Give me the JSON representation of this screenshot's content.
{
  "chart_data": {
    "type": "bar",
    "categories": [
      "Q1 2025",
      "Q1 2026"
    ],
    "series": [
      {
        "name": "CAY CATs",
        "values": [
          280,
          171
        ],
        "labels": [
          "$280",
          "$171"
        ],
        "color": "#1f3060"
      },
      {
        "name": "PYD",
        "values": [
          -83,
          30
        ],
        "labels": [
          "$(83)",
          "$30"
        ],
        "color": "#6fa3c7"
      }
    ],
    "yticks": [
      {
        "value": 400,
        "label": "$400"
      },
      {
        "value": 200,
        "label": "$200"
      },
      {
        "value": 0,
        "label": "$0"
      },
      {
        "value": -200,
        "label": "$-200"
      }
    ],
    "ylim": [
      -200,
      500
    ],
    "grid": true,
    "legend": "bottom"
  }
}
##########
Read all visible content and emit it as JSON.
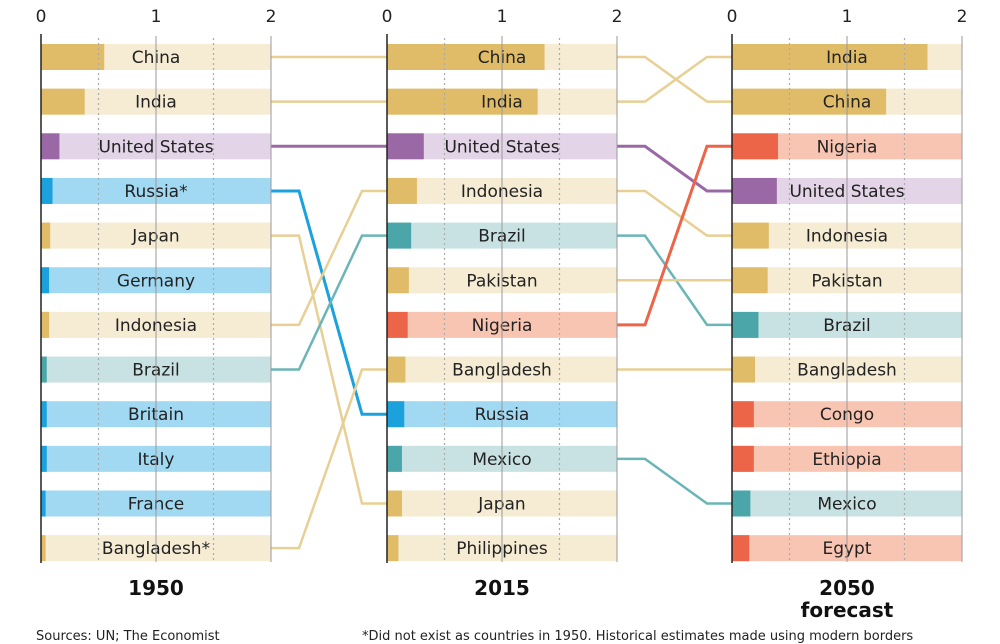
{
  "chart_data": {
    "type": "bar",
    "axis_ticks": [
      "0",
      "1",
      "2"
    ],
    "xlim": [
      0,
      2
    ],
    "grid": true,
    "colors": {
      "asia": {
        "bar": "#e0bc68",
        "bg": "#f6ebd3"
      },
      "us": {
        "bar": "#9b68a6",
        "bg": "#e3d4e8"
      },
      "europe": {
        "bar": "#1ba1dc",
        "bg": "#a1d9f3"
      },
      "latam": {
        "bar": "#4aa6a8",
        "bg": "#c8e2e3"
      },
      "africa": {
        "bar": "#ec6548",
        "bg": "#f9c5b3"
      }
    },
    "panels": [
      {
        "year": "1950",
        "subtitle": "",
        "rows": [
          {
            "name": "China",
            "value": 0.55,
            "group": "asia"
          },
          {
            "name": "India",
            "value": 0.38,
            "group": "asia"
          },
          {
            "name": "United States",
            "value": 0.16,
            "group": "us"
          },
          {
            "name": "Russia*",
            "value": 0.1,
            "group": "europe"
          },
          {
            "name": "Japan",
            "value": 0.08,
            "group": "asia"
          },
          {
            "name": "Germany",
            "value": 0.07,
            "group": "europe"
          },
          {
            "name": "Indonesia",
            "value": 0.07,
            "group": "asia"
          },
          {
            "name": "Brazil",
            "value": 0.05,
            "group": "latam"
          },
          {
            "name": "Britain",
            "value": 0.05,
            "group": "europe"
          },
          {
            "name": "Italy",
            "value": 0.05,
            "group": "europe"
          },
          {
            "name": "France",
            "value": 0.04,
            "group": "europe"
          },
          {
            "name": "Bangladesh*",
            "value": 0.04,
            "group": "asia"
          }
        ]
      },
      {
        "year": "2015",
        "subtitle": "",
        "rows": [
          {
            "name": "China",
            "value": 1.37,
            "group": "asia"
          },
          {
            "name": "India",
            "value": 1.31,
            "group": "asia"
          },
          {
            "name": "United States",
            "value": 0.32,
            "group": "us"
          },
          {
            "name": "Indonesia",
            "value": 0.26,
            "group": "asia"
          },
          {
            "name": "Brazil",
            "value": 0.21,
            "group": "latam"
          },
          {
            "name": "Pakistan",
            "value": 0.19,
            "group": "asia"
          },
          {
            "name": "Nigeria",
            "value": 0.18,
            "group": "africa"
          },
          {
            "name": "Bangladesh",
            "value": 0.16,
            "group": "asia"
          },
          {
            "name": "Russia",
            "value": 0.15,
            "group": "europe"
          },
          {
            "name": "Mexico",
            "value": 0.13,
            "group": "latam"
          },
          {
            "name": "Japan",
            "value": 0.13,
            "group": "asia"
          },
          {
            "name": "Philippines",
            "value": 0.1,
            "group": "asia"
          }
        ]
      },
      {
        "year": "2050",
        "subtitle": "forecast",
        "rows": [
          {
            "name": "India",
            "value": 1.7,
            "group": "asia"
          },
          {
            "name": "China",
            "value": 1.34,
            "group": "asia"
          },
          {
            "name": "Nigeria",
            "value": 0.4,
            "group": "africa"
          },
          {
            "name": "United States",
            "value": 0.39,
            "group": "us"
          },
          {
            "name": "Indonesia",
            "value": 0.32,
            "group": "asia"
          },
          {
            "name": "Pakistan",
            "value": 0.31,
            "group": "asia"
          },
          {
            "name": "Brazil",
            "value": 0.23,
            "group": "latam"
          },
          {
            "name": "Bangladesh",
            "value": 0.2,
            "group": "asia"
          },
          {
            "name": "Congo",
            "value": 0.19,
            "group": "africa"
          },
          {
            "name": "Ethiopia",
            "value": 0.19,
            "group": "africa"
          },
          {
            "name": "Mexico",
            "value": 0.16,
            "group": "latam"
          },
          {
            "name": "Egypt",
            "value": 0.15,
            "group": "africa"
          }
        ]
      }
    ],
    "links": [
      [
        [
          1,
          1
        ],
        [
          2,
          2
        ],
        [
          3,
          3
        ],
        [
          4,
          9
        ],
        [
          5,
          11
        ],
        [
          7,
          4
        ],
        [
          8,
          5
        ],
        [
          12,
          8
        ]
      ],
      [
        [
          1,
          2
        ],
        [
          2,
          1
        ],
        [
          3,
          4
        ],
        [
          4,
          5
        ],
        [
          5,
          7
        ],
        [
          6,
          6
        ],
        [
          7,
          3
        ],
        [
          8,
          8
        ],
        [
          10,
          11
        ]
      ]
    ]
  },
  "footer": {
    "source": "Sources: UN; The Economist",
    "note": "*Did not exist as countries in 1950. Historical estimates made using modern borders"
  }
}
##########
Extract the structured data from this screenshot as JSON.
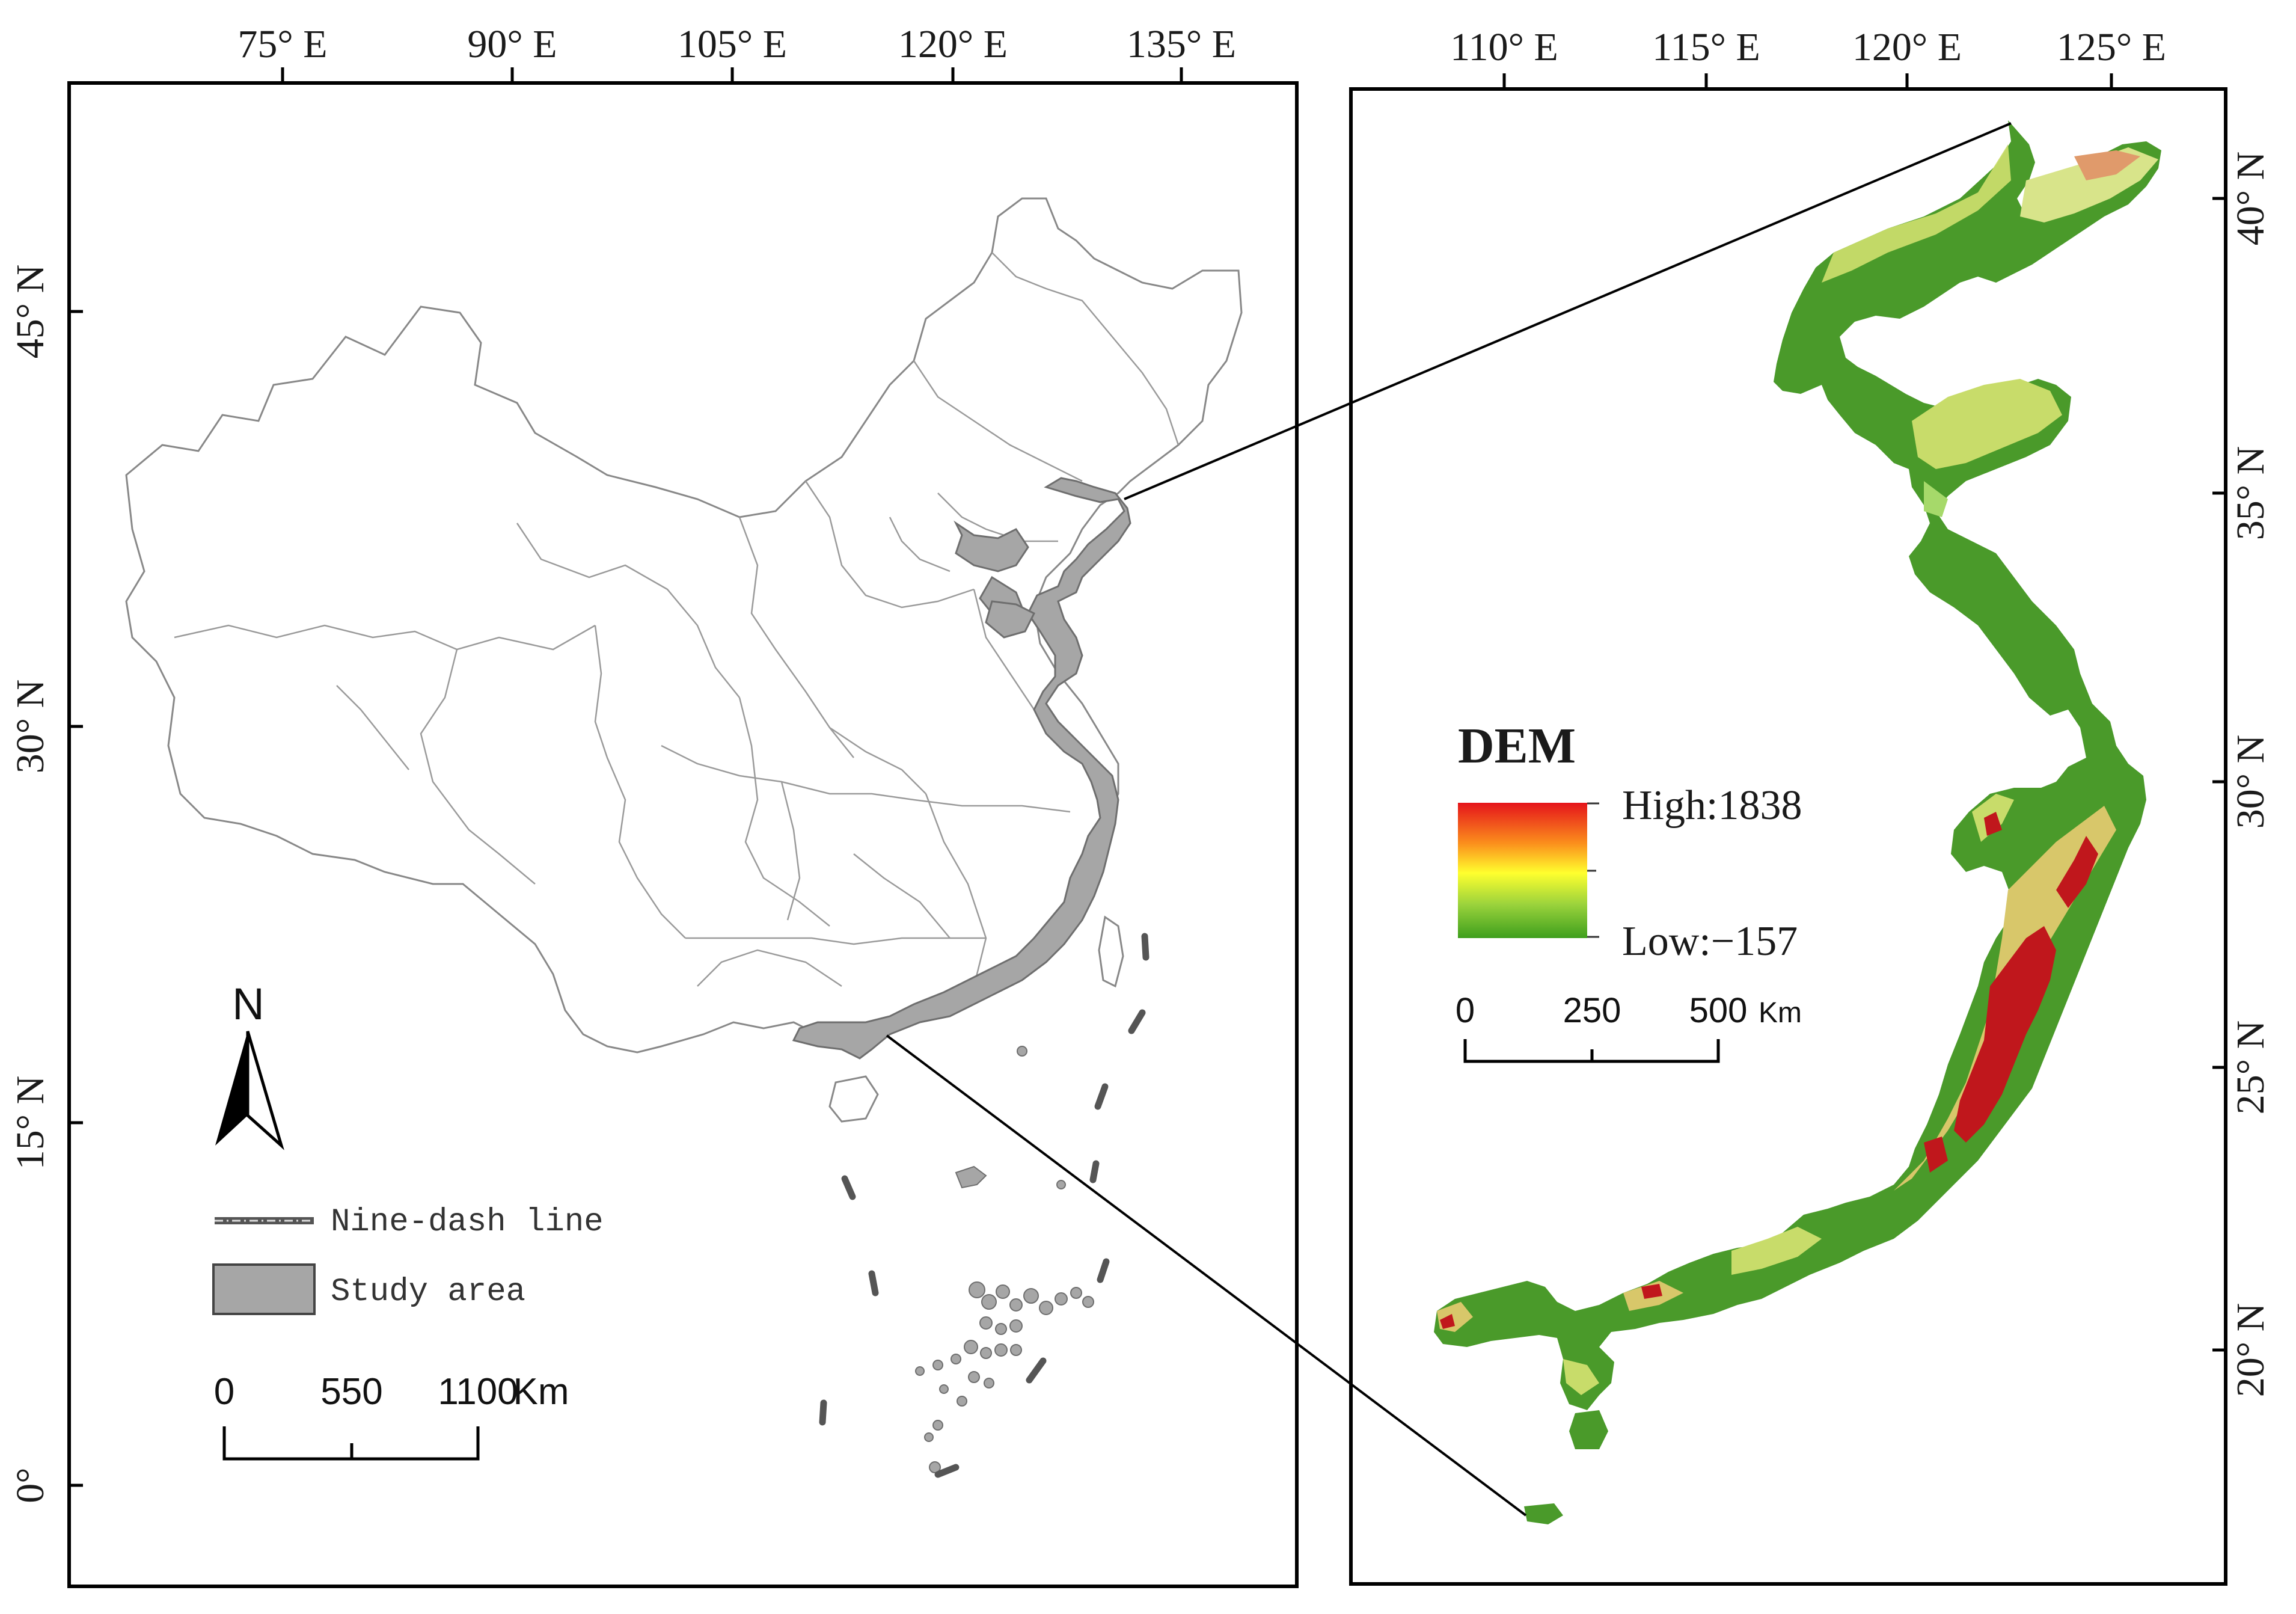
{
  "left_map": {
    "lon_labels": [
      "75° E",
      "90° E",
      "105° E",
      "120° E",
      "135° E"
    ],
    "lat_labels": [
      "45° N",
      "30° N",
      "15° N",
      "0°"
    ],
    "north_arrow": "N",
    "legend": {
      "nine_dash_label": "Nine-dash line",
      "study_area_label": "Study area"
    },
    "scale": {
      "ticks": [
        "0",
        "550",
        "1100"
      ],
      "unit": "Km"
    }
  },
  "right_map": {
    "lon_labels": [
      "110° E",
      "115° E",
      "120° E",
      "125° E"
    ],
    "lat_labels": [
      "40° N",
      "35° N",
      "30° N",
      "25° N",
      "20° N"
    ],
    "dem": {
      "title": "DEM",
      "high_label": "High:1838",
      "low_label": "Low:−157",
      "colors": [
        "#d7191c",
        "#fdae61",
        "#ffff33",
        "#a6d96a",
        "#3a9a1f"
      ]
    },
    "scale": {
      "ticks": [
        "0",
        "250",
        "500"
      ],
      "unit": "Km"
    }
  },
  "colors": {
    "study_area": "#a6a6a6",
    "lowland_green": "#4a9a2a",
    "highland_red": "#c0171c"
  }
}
##########
- Given exercise: Every line that holds the word "this" should be extracted.

- Exercise response:
Give me the JSON representation of this screenshot's content.
Extract the structured data from this screenshot as JSON.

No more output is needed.